__DATASET__.

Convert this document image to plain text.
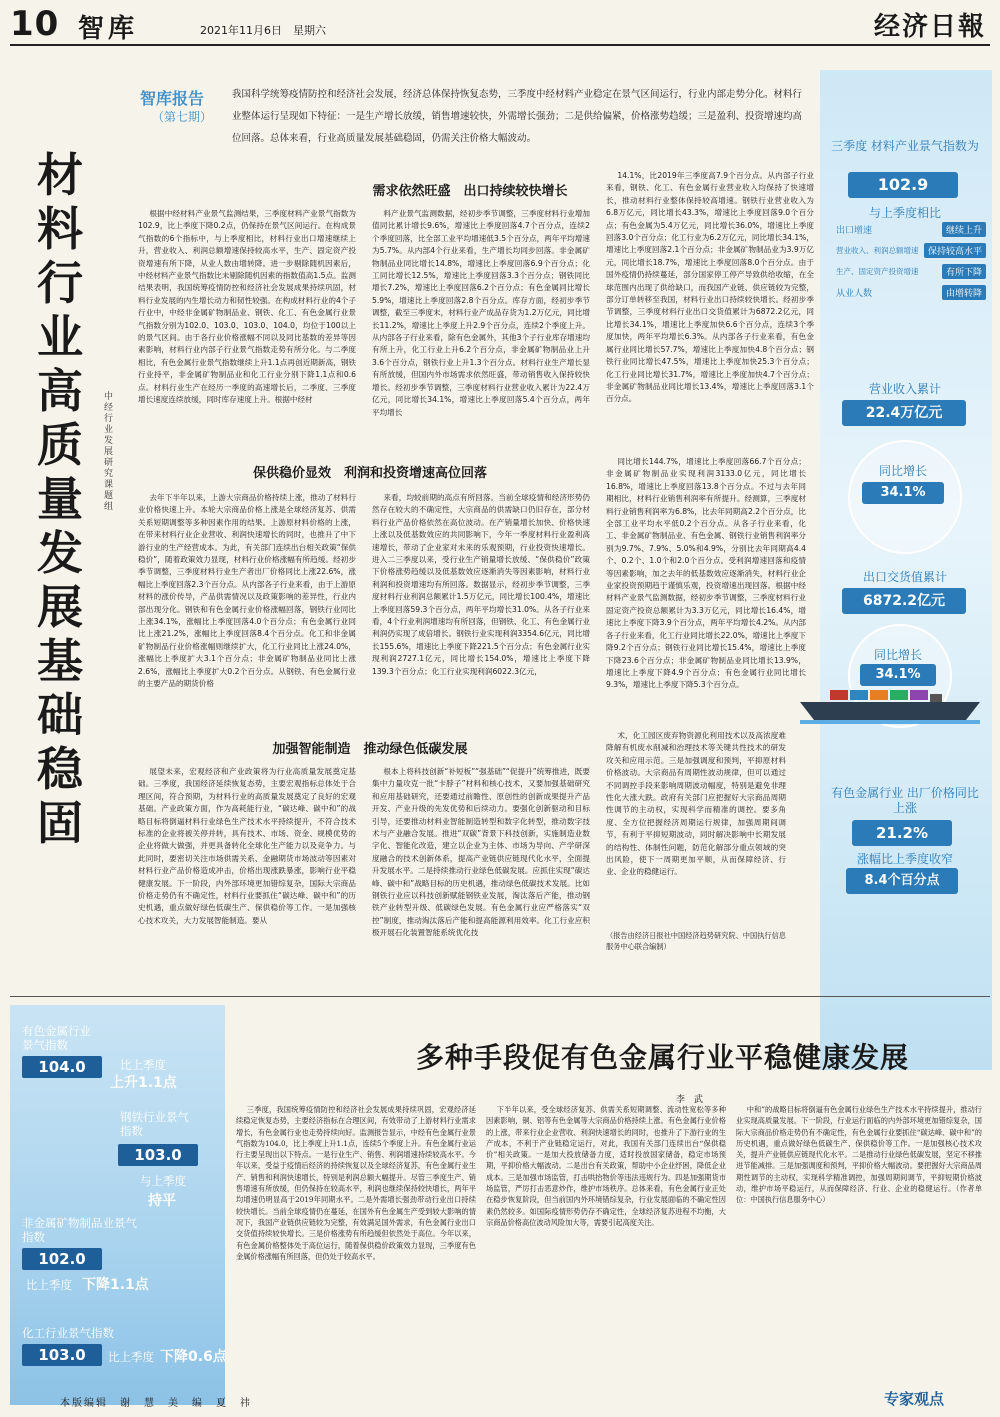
10 智库	2021年11月6日　星期六	经济日報
智库报告
（第七期）
我国科学统筹疫情防控和经济社会发展，经济总体保持恢复态势，三季度中经材料产业稳定在景气区间运行，行业内部走势分化。材料行业整体运行呈现如下特征：一是生产增长放缓，销售增速较快，外需增长强劲；二是供给偏紧，价格涨势趋缓；三是盈利、投资增速均高位回落。总体来看，行业高质量发展基础稳固，仍需关注价格大幅波动。
材料行业高质量发展基础稳固
中经行业发展研究课题组
需求依然旺盛　出口持续较快增长
根据中经材料产业景气监测结果，三季度材料产业景气指数为102.9，比上季度下降0.2点，仍保持在景气区间运行。在构成景气指数的6个指标中，与上季度相比，材料行业出口增速继续上升，营业收入、利润总额增速保持较高水平，生产、固定资产投资增速有所下降，从业人数由增转降。进一步剔除随机因素后，中经材料产业景气指数比未剔除随机因素的指数值高1.5点。监测结果表明，我国统筹疫情防控和经济社会发展成果持续巩固，材料行业发展的内生增长动力和韧性较强。在构成材料行业的4个子行业中，中经非金属矿物制品业、钢铁、化工、有色金属行业景气指数分别为102.0、103.0、103.0、104.0，均位于100以上的景气区间。由于各行业价格涨幅不同以及同比基数的差异等因素影响，材料行业内部子行业景气指数走势有所分化。与二季度相比，有色金属行业景气指数继续上升1.1点再创近期新高，钢铁行业持平，非金属矿物制品业和化工行业分别下降1.1点和0.6点。材料行业生产在经历一季度的高速增长后，二季度、三季度增长速度连续放缓，同时库存速度上升。根据中经材
料产业景气监测数据，经初步季节调整，三季度材料行业增加值同比累计增长9.6%，增速比上季度回落4.7个百分点，连续2个季度回落，比全部工业平均增速低3.5个百分点，两年平均增速为5.7%。从内部4个行业来看，生产增长均同步回落。非金属矿物制品业同比增长14.8%，增速比上季度回落6.9个百分点；化工同比增长12.5%，增速比上季度回落3.3个百分点；钢铁同比增长7.2%，增速比上季度回落6.2个百分点；有色金属同比增长5.9%，增速比上季度回落2.8个百分点。库存方面，经初步季节调整，截至三季度末，材料行业产成品存货为1.2万亿元，同比增长11.2%，增速比上季度上升2.9个百分点，连续2个季度上升。从内部各子行业来看，除有色金属外，其他3个子行业库存增速均有所上升，化工行业上升6.2个百分点，非金属矿物制品业上升3.6个百分点，钢铁行业上升1.3个百分点。材料行业生产增长显有所放缓，但国内外市场需求依然旺盛，带动销售收入保持较快增长。经初步季节调整，三季度材料行业营业收入累计为22.4万亿元，同比增长34.1%，增速比上季度回落5.4个百分点，两年平均增长
14.1%，比2019年三季度高7.9个百分点。从内部子行业来看，钢铁、化工、有色金属行业营业收入均保持了快速增长，推动材料行业整体保持较高增速。钢铁行业营业收入为6.8万亿元，同比增长43.3%，增速比上季度回落9.0个百分点；有色金属为5.4万亿元，同比增长36.0%，增速比上季度回落3.0个百分点；化工行业为6.2万亿元，同比增长34.1%，增速比上季度回落2.1个百分点；非金属矿物制品业为3.9万亿元，同比增长18.7%，增速比上季度回落8.0个百分点。由于国外疫情仍持续蔓延，部分国家停工停产导致供给收缩，在全球范围内出现了供给缺口，而我国产业链、供应链较为完整，部分订单转移至我国，材料行业出口持续较快增长。经初步季节调整，三季度材料行业出口交货值累计为6872.2亿元，同比增长34.1%，增速比上季度加快6.6个百分点，连续3个季度加快，两年平均增长6.3%。从内部各子行业来看，有色金属行业同比增长57.7%，增速比上季度加快4.8个百分点；钢铁行业同比增长47.5%，增速比上季度加快25.3个百分点；化工行业同比增长31.7%，增速比上季度加快4.7个百分点；非金属矿物制品业同比增长13.4%，增速比上季度回落3.1个百分点。
保供稳价显效　利润和投资增速高位回落
去年下半年以来，上游大宗商品价格持续上涨，推动了材料行业价格快速上升。本轮大宗商品价格上涨是全球经济复苏、供需关系短期调整等多种因素作用的结果。上游原材料价格的上涨，在带来材料行业企业营收、利润快速增长的同时，也推升了中下游行业的生产经营成本。为此，有关部门连续出台相关政策“保供稳价”，随着政策效力显现，材料行业价格涨幅有所趋缓。经初步季节调整，三季度材料行业生产者出厂价格同比上涨22.6%，涨幅比上季度回落2.3个百分点。从内部各子行业来看，由于上游原材料的涨价传导，产品供需情况以及政策影响的差异性，行业内部出现分化。钢铁和有色金属行业价格涨幅回落，钢铁行业同比上涨34.1%，涨幅比上季度回落4.0个百分点；有色金属行业同比上涨21.2%，涨幅比上季度回落8.4个百分点。化工和非金属矿物制品行业价格涨幅则继续扩大，化工行业同比上涨24.0%，涨幅比上季度扩大3.1个百分点；非金属矿物制品业同比上涨2.6%，涨幅比上季度扩大0.2个百分点。从钢铁、有色金属行业的主要产品的期货价格
来看，均较前期的高点有所回落。当前全球疫情和经济形势仍然存在较大的不确定性，大宗商品的供需缺口仍旧存在，部分材料行业产品价格依然在高位波动。在产销量增长加快、价格快速上涨以及低基数效应的共同影响下，今年一季度材料行业盈利高速增长，带动了企业家对未来的乐观预期，行业投资快速增长。进入二三季度以来，受行业生产销量增长放缓、“保供稳价”政策下价格涨势趋缓以及低基数效应逐渐消失等因素影响，材料行业利润和投资增速均有所回落。数据显示，经初步季节调整，三季度材料行业利润总额累计1.5万亿元，同比增长100.4%，增速比上季度回落59.3个百分点，两年平均增长31.0%。从各子行业来看，4个行业利润增速均有所回落，但钢铁、化工、有色金属行业利润仍实现了成倍增长。钢铁行业实现利润3354.6亿元，同比增长155.6%，增速比上季度下降221.5个百分点；有色金属行业实现利润2727.1亿元，同比增长154.0%，增速比上季度下降139.3个百分点；化工行业实现利润6022.3亿元，
同比增长144.7%，增速比上季度回落66.7个百分点；非金属矿物制品业实现利润3133.0亿元，同比增长16.8%，增速比上季度回落13.8个百分点。不过与去年同期相比，材料行业销售利润率有所提升。经测算，三季度材料行业销售利润率为6.8%，比去年同期高2.2个百分点，比全部工业平均水平低0.2个百分点。从各子行业来看，化工、非金属矿物制品业、有色金属、钢铁行业销售利润率分别为9.7%、7.9%、5.0%和4.9%，分别比去年同期高4.4个、0.2个、1.0个和2.0个百分点。受利润增速回落和疫情等因素影响，加之去年的低基数效应逐渐消失，材料行业企业家投资预期趋于谨慎乐观，投资增速出现回落。根据中经材料产业景气监测数据，经初步季节调整，三季度材料行业固定资产投资总额累计为3.3万亿元，同比增长16.4%，增速比上季度下降3.9个百分点，两年平均增长4.2%。从内部各子行业来看，化工行业同比增长22.0%，增速比上季度下降9.2个百分点；钢铁行业同比增长15.4%，增速比上季度下降23.6个百分点；非金属矿物制品业同比增长13.9%，增速比上季度下降4.9个百分点；有色金属行业同比增长9.3%，增速比上季度下降5.3个百分点。
加强智能制造　推动绿色低碳发展
展望未来，宏观经济和产业政策将为行业高质量发展奠定基础。三季度，我国经济延续恢复态势，主要宏观指标总体处于合理区间，符合预期，为材料行业的高质量发展奠定了良好的宏观基础。产业政策方面，作为高耗能行业，“碳达峰、碳中和”的战略目标将倒逼材料行业绿色生产技术水平持续提升，不符合技术标准的企业将被关停并转，具有技术、市场、资金、规模优势的企业将做大做强，并更具备转化全球化生产能力以及竞争力。与此同时，要密切关注市场供需关系、金融期货市场波动等因素对材料行业产品价格造成冲击，价格出现涨跌暴涨，影响行业平稳健康发展。下一阶段，内外部环境更加错综复杂，国际大宗商品价格走势仍有不确定性，材料行业要抓住“碳达峰、碳中和”的历史机遇，重点做好绿色低碳生产、保供稳价等工作。一是加强核心技术攻关，大力发展智能制造。要从
根本上将科技创新“补短板”“强基础”“促提升”统筹推进，既要集中力量攻克一批“卡脖子”材料和核心技术，又要加强基础研究和应用基础研究，还要通过前瞻性、原创性的创新成果提升产品开发、产业升级的先发优势和后续动力。要强化创新驱动和目标引导，还要推动材料业智能制造转型和数字化转型，推动数字技术与产业融合发展。推进“双碳”背景下科技创新，实施制造业数字化、智能化改造，建立以企业为主体、市场为导向、产学研深度融合的技术创新体系，提高产业链供应链现代化水平，全面提升发展水平。二是持续推动行业绿色低碳发展。应抓住实现“碳达峰、碳中和”战略目标的历史机遇，推动绿色低碳技术发展。比如钢铁行业应以科技创新赋能钢铁业发展，淘汰落后产能，推动钢铁产业转型升级、低碳绿色发展。有色金属行业应严格落实“双控”制度，推动淘汰落后产能和提高能源利用效率。化工行业应积极开展石化装置智能系统优化技
术，化工园区废弃物资源化利用技术以及高浓度难降解有机废水削减和治理技术等关键共性技术的研发攻关和应用示范。三是加强调度和预判，平抑原材料价格波动。大宗商品有周期性波动规律，但可以通过不同调控手段来影响周期波动幅度，特别是避免非理性化大涨大跌。政府有关部门应把握好大宗商品周期性调节的主动权，实现科学而精准的调控。要多角度、全方位把握经济周期运行规律，加强周期间调节，有利于平抑短期波动，同时解决影响中长期发展的结构性、体制性问题，防范化解部分重点领域的突出风险，使下一周期更加平顺，从而保障经济、行业、企业的稳健运行。
（报告由经济日报社中国经济趋势研究院、中国执行信息服务中心联合编制）
三季度 材料产业景气指数为
102.9
与上季度相比
出口增速	继续上升
营业收入、利润总额增速	保持较高水平
生产、固定资产投资增速	有所下降
从业人数	由增转降
营业收入累计
22.4万亿元
同比增长
34.1%
出口交货值累计
6872.2亿元
同比增长
34.1%
有色金属行业 出厂价格同比上涨
21.2%
涨幅比上季度收窄
8.4个百分点
有色金属行业景气指数
104.0	比上季度
上升1.1点
钢铁行业景气指数
103.0
与上季度
持平
非金属矿物制品业景气指数
102.0
比上季度 下降1.1点
化工行业景气指数
103.0	比上季度 下降0.6点
多种手段促有色金属行业平稳健康发展
李　武
三季度，我国统筹疫情防控和经济社会发展成果持续巩固，宏观经济延续稳定恢复态势，主要经济指标在合理区间，有效带动了上游材料行业需求增长，有色金属行业也走势持续向好。监测报告显示，中经有色金属行业景气指数为104.0，比上季度上升1.1点，连续5个季度上升。有色金属行业运行主要呈现出以下特点。一是行业生产、销售、利润增速持续较高水平。今年以来，受益于疫情后经济的持续恢复以及全球经济复苏，有色金属行业生产、销售和利润快速增长，特别是利润总额大幅提升。尽管三季度生产、销售增速有所放缓，但仍保持在较高水平，利润也继续保持较快增长，两年平均增速仍明显高于2019年同期水平。二是外需增长强劲带动行业出口持续较快增长。当前全球疫情仍在蔓延，在国外有色金属生产受到较大影响的情况下，我国产业链供应链较为完整，有效满足国外需求，有色金属行业出口交货值持续较快增长。三是价格涨势有所趋缓但依然处于高位。今年以来，有色金属价格整体处于高位运行，随着保供稳价政策效力显现，三季度有色金属价格涨幅有所回落，但仍处于较高水平。
下半年以来，受全球经济复苏、供需关系短期调整、流动性宽松等多种因素影响，铜、铝等有色金属等大宗商品价格持续上涨。有色金属行业价格的上涨，带来行业企业营收、利润快速增长的同时，也推升了下游行业的生产成本，不利于产业链稳定运行，对此，我国有关部门连续出台“保供稳价”相关政策。一是加大投放储备力度，适时投放国家储备，稳定市场预期，平抑价格大幅波动。二是出台有关政策，帮助中小企业纾困，降低企业成本。三是加强市场监管，打击哄抬物价等违法违规行为。四是加强期货市场监管，严厉打击恶意炒作，维护市场秩序。总体来看，有色金属行业正处在稳步恢复阶段，但当前国内外环境错综复杂，行业发展面临的不确定性因素仍然较多。如国际疫情形势仍存不确定性，全球经济复苏进程不均衡，大宗商品价格高位波动风险加大等，需要引起高度关注。
中和”的战略目标将倒逼有色金属行业绿色生产技术水平持续提升，推动行业实现高质量发展。下一阶段，行业运行面临的内外部环境更加错综复杂，国际大宗商品价格走势仍有不确定性，有色金属行业要抓住“碳达峰、碳中和”的历史机遇，重点做好绿色低碳生产、保供稳价等工作。一是加强核心技术攻关，提升产业链供应链现代化水平。二是推动行业绿色低碳发展，坚定不移推进节能减排。三是加强调度和预判，平抑价格大幅波动。要把握好大宗商品周期性调节的主动权，实现科学精准调控，加强周期间调节，平抑短期价格波动，维护市场平稳运行，从而保障经济、行业、企业的稳健运行。（作者单位：中国执行信息服务中心）
本版编辑　谢　慧　美　编　夏　祎	专家观点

__PROBLEM DESCRIPTION__.
Read the data above and count the lines that include "下一阶段". Answer only with the count.

__WRITTEN RESPONSE__.
2